From the records below, extract all the text exactly and leave the images behind.

— START OF Rows —

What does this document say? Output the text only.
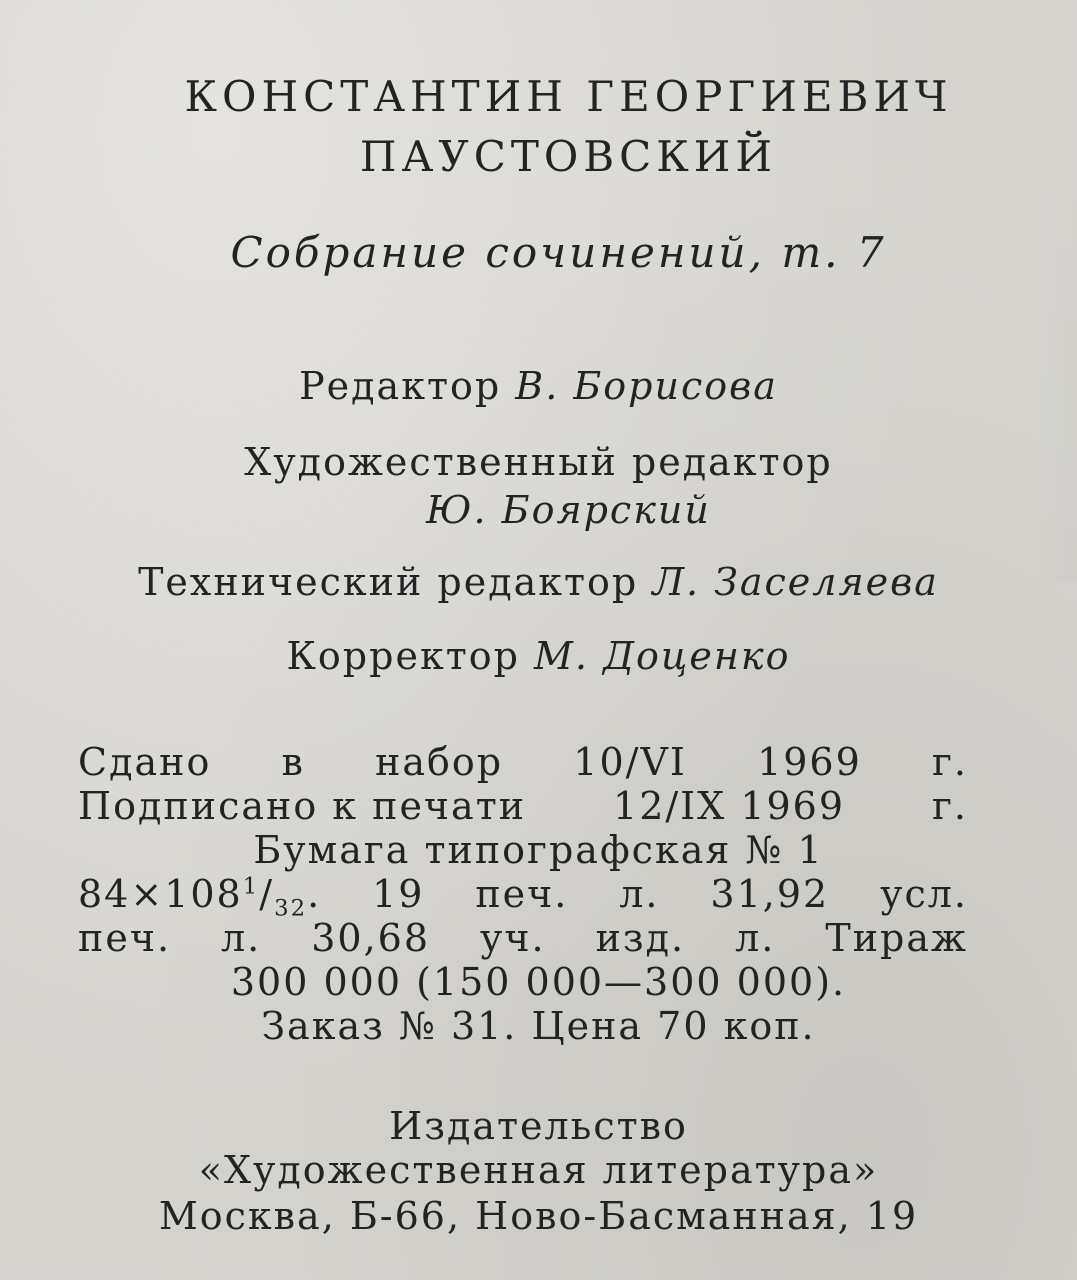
КОНСТАНТИН ГЕОРГИЕВИЧ
ПАУСТОВСКИЙ
Собрание сочинений, т. 7
Редактор В. Борисова
Художественный редактор
Ю. Боярский
Технический редактор Л. Заселяева
Корректор М. Доценко
Сдано в набор 10/VI 1969 г.
Подписано к печати 12/IX 1969 г.
Бумага типографская № 1
$84\times 108^1/_{32}$. 19 печ. л. 31,92 усл.
печ. л. 30,68 уч. изд. л. Тираж
300 000 (150 000—300 000).
Заказ № 31. Цена 70 коп.
Издательство
«Художественная литература»
Москва, Б-66, Ново-Басманная, 19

— END OF Rows —

» Right answer
What does this document say? Output the text only.
КОНСТАНТИН ГЕОРГИЕВИЧ
ПАУСТОВСКИЙ
Собрание сочинений, т. 7
Редактор В. Борисова
Художественный редактор
Ю. Боярский
Технический редактор Л. Заселяева
Корректор М. Доценко
Сдано в набор 10/VI 1969 г.
Подписано к печати 12/IX 1969 г.
Бумага типографская № 1
$84\times 108^1/_{32}$. 19 печ. л. 31,92 усл.
печ. л. 30,68 уч. изд. л. Тираж
300 000 (150 000—300 000).
Заказ № 31. Цена 70 коп.
Издательство
«Художественная литература»
Москва, Б-66, Ново-Басманная, 19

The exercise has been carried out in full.